Directions for this task: Restate the full set of records exactly, without adding or dropping a word.

Raw records:
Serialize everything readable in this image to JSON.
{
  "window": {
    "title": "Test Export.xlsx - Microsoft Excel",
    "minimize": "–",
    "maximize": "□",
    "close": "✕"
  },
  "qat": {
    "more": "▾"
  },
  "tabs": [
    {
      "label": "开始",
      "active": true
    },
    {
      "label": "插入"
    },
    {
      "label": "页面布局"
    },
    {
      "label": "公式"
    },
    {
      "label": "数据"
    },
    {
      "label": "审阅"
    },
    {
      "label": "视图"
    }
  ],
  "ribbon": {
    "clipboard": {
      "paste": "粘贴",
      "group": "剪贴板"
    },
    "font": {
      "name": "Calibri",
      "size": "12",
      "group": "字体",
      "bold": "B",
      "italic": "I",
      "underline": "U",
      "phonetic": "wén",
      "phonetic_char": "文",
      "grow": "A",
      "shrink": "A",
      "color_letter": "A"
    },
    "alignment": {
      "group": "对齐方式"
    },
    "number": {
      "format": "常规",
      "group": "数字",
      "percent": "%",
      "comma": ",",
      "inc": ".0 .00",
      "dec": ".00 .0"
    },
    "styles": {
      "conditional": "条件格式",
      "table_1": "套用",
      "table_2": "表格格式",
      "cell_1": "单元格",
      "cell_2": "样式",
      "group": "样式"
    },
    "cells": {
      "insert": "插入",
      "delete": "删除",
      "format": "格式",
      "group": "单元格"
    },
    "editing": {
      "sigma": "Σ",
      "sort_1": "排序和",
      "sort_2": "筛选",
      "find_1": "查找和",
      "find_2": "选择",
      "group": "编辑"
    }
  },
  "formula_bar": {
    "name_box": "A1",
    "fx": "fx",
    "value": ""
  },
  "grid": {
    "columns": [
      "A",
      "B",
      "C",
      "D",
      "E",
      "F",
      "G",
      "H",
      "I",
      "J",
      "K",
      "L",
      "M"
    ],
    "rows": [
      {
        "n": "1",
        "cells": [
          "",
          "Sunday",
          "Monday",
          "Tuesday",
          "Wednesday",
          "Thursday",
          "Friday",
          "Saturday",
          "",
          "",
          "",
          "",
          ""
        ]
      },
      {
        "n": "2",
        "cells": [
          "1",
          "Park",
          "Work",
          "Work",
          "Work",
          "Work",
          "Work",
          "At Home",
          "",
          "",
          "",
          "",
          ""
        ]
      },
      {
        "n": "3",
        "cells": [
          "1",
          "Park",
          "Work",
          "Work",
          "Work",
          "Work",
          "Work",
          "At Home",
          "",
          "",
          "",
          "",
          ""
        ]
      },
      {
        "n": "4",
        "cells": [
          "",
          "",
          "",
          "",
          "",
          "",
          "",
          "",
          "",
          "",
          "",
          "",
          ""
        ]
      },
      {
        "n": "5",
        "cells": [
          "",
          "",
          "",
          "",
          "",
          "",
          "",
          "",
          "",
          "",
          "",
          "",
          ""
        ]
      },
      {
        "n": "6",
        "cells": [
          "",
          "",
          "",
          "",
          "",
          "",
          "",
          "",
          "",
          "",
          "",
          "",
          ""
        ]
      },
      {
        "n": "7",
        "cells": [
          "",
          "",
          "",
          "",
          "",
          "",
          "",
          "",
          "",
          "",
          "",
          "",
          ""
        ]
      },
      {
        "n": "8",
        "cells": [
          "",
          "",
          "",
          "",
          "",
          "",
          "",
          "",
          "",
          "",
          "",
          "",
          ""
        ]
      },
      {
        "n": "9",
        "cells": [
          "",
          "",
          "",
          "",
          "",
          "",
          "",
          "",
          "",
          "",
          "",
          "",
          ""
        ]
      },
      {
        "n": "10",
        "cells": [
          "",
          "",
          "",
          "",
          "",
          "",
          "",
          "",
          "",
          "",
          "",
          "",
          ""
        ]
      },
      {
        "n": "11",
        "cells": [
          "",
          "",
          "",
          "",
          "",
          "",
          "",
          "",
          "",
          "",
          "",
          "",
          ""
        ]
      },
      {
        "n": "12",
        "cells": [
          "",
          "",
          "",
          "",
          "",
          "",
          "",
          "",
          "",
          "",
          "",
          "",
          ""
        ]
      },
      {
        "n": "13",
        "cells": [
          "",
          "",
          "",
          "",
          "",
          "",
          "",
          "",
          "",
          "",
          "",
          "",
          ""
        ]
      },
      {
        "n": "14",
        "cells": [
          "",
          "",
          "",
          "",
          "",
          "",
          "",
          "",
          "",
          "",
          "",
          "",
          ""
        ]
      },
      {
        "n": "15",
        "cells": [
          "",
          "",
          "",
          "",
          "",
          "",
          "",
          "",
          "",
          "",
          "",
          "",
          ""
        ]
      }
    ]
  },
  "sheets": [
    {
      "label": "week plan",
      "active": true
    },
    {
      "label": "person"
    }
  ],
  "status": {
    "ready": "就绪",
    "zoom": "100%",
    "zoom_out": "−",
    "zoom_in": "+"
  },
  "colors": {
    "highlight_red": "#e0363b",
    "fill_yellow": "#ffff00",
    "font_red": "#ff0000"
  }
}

Full response:
Serialize everything readable in this image to JSON.
{
  "window": {
    "title": "Test Export.xlsx - Microsoft Excel",
    "minimize": "–",
    "maximize": "□",
    "close": "✕"
  },
  "qat": {
    "more": "▾"
  },
  "tabs": [
    {
      "label": "开始",
      "active": true
    },
    {
      "label": "插入"
    },
    {
      "label": "页面布局"
    },
    {
      "label": "公式"
    },
    {
      "label": "数据"
    },
    {
      "label": "审阅"
    },
    {
      "label": "视图"
    }
  ],
  "ribbon": {
    "clipboard": {
      "paste": "粘贴",
      "group": "剪贴板"
    },
    "font": {
      "name": "Calibri",
      "size": "12",
      "group": "字体",
      "bold": "B",
      "italic": "I",
      "underline": "U",
      "phonetic": "wén",
      "phonetic_char": "文",
      "grow": "A",
      "shrink": "A",
      "color_letter": "A"
    },
    "alignment": {
      "group": "对齐方式"
    },
    "number": {
      "format": "常规",
      "group": "数字",
      "percent": "%",
      "comma": ",",
      "inc": ".0 .00",
      "dec": ".00 .0"
    },
    "styles": {
      "conditional": "条件格式",
      "table_1": "套用",
      "table_2": "表格格式",
      "cell_1": "单元格",
      "cell_2": "样式",
      "group": "样式"
    },
    "cells": {
      "insert": "插入",
      "delete": "删除",
      "format": "格式",
      "group": "单元格"
    },
    "editing": {
      "sigma": "Σ",
      "sort_1": "排序和",
      "sort_2": "筛选",
      "find_1": "查找和",
      "find_2": "选择",
      "group": "编辑"
    }
  },
  "formula_bar": {
    "name_box": "A1",
    "fx": "fx",
    "value": ""
  },
  "grid": {
    "columns": [
      "A",
      "B",
      "C",
      "D",
      "E",
      "F",
      "G",
      "H",
      "I",
      "J",
      "K",
      "L",
      "M"
    ],
    "rows": [
      {
        "n": "1",
        "cells": [
          "",
          "Sunday",
          "Monday",
          "Tuesday",
          "Wednesday",
          "Thursday",
          "Friday",
          "Saturday",
          "",
          "",
          "",
          "",
          ""
        ]
      },
      {
        "n": "2",
        "cells": [
          "1",
          "Park",
          "Work",
          "Work",
          "Work",
          "Work",
          "Work",
          "At Home",
          "",
          "",
          "",
          "",
          ""
        ]
      },
      {
        "n": "3",
        "cells": [
          "1",
          "Park",
          "Work",
          "Work",
          "Work",
          "Work",
          "Work",
          "At Home",
          "",
          "",
          "",
          "",
          ""
        ]
      },
      {
        "n": "4",
        "cells": [
          "",
          "",
          "",
          "",
          "",
          "",
          "",
          "",
          "",
          "",
          "",
          "",
          ""
        ]
      },
      {
        "n": "5",
        "cells": [
          "",
          "",
          "",
          "",
          "",
          "",
          "",
          "",
          "",
          "",
          "",
          "",
          ""
        ]
      },
      {
        "n": "6",
        "cells": [
          "",
          "",
          "",
          "",
          "",
          "",
          "",
          "",
          "",
          "",
          "",
          "",
          ""
        ]
      },
      {
        "n": "7",
        "cells": [
          "",
          "",
          "",
          "",
          "",
          "",
          "",
          "",
          "",
          "",
          "",
          "",
          ""
        ]
      },
      {
        "n": "8",
        "cells": [
          "",
          "",
          "",
          "",
          "",
          "",
          "",
          "",
          "",
          "",
          "",
          "",
          ""
        ]
      },
      {
        "n": "9",
        "cells": [
          "",
          "",
          "",
          "",
          "",
          "",
          "",
          "",
          "",
          "",
          "",
          "",
          ""
        ]
      },
      {
        "n": "10",
        "cells": [
          "",
          "",
          "",
          "",
          "",
          "",
          "",
          "",
          "",
          "",
          "",
          "",
          ""
        ]
      },
      {
        "n": "11",
        "cells": [
          "",
          "",
          "",
          "",
          "",
          "",
          "",
          "",
          "",
          "",
          "",
          "",
          ""
        ]
      },
      {
        "n": "12",
        "cells": [
          "",
          "",
          "",
          "",
          "",
          "",
          "",
          "",
          "",
          "",
          "",
          "",
          ""
        ]
      },
      {
        "n": "13",
        "cells": [
          "",
          "",
          "",
          "",
          "",
          "",
          "",
          "",
          "",
          "",
          "",
          "",
          ""
        ]
      },
      {
        "n": "14",
        "cells": [
          "",
          "",
          "",
          "",
          "",
          "",
          "",
          "",
          "",
          "",
          "",
          "",
          ""
        ]
      },
      {
        "n": "15",
        "cells": [
          "",
          "",
          "",
          "",
          "",
          "",
          "",
          "",
          "",
          "",
          "",
          "",
          ""
        ]
      }
    ]
  },
  "sheets": [
    {
      "label": "week plan",
      "active": true
    },
    {
      "label": "person"
    }
  ],
  "status": {
    "ready": "就绪",
    "zoom": "100%",
    "zoom_out": "−",
    "zoom_in": "+"
  },
  "colors": {
    "highlight_red": "#e0363b",
    "fill_yellow": "#ffff00",
    "font_red": "#ff0000"
  }
}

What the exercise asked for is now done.